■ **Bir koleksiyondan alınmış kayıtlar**

****************************************

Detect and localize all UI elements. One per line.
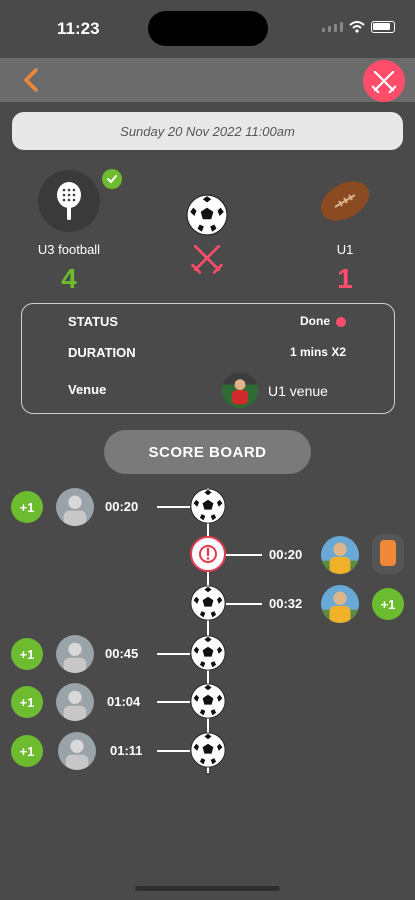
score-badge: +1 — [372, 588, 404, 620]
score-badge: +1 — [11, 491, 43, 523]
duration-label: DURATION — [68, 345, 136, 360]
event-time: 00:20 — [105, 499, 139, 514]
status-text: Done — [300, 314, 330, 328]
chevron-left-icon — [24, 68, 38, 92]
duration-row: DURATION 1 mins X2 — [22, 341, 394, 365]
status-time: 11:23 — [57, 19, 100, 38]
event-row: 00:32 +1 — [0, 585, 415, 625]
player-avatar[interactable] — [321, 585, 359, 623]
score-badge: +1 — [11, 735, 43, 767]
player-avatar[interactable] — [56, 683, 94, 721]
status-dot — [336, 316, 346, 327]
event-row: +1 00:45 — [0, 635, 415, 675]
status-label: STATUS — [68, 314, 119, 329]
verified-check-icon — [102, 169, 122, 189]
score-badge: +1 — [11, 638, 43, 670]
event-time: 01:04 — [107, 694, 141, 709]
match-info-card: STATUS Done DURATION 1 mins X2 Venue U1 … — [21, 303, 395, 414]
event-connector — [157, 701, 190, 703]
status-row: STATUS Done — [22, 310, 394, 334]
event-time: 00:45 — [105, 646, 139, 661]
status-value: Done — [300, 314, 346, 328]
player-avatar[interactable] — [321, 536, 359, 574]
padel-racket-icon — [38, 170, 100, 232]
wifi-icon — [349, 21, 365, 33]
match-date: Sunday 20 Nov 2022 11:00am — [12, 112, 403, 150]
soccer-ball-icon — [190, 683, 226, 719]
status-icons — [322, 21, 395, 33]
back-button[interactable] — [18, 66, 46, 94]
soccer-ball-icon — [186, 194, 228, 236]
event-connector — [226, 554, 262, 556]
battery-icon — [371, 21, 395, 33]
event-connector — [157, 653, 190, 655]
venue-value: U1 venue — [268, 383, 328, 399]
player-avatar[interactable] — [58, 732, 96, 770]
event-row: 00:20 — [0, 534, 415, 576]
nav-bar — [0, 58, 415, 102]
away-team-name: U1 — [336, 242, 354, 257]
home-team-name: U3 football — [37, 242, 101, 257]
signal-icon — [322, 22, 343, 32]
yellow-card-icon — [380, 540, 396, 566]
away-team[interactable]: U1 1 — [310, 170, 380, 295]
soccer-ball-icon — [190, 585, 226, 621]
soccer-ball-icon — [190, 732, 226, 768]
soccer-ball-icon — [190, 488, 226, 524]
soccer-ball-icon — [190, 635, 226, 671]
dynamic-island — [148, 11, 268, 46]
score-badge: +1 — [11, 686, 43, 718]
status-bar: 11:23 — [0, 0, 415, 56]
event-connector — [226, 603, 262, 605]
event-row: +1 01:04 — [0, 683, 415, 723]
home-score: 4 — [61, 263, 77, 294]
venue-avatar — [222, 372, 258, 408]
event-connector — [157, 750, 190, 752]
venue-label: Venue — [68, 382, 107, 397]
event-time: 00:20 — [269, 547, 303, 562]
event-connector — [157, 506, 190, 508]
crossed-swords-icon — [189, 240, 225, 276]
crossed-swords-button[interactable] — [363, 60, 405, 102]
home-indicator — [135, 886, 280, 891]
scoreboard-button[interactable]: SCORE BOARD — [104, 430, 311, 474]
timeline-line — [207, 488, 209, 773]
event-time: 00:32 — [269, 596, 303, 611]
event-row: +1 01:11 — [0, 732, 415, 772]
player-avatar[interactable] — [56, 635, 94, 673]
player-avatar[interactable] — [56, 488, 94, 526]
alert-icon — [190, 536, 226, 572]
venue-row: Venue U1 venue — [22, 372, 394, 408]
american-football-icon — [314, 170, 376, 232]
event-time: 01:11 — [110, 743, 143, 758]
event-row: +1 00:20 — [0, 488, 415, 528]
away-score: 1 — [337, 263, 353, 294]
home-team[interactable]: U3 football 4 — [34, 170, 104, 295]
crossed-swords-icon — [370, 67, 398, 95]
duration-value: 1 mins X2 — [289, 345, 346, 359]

****************************************

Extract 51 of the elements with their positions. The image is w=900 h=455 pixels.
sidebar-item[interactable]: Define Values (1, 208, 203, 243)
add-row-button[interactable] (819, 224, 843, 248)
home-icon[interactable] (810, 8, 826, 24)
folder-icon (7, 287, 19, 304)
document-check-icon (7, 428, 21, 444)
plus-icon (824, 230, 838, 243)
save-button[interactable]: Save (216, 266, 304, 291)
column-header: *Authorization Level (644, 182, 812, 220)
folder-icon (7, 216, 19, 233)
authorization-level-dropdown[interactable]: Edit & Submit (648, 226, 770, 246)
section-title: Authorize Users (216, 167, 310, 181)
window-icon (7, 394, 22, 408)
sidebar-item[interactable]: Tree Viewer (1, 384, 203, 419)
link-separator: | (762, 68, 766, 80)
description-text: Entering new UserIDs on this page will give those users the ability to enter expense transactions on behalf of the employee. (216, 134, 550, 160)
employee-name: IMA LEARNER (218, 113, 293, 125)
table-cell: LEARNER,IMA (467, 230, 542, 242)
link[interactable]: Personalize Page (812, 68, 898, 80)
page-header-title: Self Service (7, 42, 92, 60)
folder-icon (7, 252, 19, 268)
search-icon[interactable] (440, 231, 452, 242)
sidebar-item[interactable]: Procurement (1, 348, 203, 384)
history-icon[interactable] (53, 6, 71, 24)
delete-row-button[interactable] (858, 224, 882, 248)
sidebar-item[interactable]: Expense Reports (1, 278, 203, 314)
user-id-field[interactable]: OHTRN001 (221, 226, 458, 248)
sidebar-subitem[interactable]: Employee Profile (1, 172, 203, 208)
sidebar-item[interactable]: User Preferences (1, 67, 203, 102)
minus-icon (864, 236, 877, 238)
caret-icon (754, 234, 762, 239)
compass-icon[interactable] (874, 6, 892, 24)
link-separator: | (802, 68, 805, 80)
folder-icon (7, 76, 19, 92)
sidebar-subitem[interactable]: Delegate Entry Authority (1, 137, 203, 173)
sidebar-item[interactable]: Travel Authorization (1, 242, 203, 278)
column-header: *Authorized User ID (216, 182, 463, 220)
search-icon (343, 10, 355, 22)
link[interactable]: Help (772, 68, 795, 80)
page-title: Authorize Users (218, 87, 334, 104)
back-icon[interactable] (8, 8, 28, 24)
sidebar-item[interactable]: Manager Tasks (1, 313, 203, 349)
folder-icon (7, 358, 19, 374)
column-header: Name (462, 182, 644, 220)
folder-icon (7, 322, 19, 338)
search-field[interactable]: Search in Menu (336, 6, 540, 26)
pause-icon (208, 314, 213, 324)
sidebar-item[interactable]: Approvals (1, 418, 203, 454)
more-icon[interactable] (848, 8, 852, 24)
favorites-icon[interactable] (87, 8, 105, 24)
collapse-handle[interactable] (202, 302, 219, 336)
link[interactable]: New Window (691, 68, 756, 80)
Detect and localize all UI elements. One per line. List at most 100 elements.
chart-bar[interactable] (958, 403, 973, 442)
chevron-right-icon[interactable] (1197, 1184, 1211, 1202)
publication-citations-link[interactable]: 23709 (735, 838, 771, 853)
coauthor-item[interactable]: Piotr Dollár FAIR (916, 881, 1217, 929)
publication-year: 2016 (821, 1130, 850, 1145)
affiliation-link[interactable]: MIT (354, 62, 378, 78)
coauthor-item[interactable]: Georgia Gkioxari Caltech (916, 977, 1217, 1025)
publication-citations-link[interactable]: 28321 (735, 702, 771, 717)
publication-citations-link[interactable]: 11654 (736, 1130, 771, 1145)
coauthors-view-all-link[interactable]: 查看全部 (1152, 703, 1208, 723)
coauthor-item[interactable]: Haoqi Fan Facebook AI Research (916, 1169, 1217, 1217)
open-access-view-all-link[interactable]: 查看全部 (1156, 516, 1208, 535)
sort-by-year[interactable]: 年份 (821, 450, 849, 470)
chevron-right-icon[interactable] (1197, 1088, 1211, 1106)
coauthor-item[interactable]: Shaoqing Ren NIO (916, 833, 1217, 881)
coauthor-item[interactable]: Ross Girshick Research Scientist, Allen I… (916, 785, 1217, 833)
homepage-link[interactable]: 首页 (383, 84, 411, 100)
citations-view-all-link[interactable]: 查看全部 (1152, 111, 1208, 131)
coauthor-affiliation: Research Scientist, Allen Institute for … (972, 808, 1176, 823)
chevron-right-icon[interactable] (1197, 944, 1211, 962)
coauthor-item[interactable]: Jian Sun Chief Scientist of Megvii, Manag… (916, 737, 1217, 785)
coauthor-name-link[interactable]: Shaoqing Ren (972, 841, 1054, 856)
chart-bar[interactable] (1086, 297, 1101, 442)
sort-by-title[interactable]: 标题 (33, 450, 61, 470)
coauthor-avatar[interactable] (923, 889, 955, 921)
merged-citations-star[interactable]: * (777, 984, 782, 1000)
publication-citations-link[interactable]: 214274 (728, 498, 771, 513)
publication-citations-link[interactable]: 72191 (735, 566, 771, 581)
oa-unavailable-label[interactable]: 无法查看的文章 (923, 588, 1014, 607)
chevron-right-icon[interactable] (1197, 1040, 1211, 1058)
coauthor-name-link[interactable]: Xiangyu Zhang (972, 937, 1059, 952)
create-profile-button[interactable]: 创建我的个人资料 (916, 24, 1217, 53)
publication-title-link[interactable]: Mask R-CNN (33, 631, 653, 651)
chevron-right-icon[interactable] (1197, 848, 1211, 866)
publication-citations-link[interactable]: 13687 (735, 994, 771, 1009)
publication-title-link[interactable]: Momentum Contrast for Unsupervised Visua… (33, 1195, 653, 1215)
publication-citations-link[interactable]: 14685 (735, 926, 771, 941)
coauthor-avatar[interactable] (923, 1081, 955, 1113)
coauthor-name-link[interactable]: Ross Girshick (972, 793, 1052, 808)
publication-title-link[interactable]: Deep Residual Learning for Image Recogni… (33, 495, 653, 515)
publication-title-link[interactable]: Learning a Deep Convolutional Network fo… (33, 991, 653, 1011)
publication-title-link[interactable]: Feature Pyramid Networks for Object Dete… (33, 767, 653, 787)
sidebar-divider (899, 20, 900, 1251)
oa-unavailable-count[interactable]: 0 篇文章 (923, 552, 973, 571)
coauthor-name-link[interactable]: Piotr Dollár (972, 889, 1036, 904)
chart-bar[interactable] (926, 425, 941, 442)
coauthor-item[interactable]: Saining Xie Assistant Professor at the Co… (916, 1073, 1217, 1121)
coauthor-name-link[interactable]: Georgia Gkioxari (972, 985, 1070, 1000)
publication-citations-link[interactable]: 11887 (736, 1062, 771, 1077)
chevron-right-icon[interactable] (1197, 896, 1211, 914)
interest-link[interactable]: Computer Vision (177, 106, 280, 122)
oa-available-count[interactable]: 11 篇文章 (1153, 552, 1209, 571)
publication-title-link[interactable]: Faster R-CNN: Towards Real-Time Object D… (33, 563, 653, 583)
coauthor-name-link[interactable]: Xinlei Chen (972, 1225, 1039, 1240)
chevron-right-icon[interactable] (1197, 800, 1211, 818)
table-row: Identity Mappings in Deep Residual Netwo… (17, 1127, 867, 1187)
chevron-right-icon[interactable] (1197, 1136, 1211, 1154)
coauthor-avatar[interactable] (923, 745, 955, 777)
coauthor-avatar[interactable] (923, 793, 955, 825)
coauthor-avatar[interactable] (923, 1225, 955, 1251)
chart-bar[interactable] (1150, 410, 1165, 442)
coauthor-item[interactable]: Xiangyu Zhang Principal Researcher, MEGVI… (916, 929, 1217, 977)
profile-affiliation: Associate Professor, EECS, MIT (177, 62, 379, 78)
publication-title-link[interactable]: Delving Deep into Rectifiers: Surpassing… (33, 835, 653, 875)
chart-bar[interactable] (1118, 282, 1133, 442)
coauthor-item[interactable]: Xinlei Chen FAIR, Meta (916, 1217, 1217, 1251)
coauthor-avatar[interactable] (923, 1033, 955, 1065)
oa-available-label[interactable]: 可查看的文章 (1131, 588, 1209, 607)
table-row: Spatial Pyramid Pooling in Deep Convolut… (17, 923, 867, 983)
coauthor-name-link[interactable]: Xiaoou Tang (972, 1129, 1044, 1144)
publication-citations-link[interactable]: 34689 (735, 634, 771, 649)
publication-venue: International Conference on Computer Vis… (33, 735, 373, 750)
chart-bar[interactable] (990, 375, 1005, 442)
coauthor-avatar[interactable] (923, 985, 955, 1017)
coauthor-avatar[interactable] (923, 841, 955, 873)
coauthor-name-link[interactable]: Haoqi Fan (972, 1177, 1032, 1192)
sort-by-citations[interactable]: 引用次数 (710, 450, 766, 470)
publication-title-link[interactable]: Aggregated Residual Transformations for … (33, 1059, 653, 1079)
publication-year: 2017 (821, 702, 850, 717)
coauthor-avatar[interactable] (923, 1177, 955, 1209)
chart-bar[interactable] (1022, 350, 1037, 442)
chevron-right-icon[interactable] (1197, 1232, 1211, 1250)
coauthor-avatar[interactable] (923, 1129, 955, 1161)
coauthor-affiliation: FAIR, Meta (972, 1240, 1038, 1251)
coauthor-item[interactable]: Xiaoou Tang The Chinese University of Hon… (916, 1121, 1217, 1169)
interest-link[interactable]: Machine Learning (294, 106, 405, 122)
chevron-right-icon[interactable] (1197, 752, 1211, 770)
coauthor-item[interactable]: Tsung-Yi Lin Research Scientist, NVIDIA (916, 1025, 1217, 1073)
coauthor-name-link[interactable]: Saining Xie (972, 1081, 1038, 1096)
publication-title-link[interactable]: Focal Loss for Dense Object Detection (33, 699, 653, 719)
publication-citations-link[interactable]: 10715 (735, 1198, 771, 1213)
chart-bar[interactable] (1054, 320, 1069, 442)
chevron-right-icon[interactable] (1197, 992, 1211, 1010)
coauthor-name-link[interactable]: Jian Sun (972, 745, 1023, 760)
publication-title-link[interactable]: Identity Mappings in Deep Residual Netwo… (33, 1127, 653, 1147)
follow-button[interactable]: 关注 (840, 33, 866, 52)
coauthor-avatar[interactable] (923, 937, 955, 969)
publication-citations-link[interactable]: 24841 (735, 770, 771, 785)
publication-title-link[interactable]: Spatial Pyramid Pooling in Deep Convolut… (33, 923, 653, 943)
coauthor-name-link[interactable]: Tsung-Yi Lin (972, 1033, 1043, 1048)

****************************************

■ **Alıştırma Yönergesi**
Yukarıdaki kayıtlarda "score-badge: +1 — [372, 588, 404, 620]" içeren satırdan başlayıp "event-row: +1 00:45 — [0, 635, 415, 675]" içeren satıra kadar inen her şeyi, iki uçtaki satırlar da dahil, hiçbir değişiklik yapmadan olduğu gibi geri yazın.

■ **Yanıt**
score-badge: +1 — [372, 588, 404, 620]
score-badge: +1 — [11, 491, 43, 523]
duration-label: DURATION — [68, 345, 136, 360]
event-time: 00:20 — [105, 499, 139, 514]
status-text: Done — [300, 314, 330, 328]
chevron-left-icon — [24, 68, 38, 92]
duration-row: DURATION 1 mins X2 — [22, 341, 394, 365]
status-time: 11:23 — [57, 19, 100, 38]
event-row: 00:32 +1 — [0, 585, 415, 625]
player-avatar[interactable] — [321, 585, 359, 623]
score-badge: +1 — [11, 735, 43, 767]
player-avatar[interactable] — [56, 683, 94, 721]
status-dot — [336, 316, 346, 327]
event-row: +1 00:45 — [0, 635, 415, 675]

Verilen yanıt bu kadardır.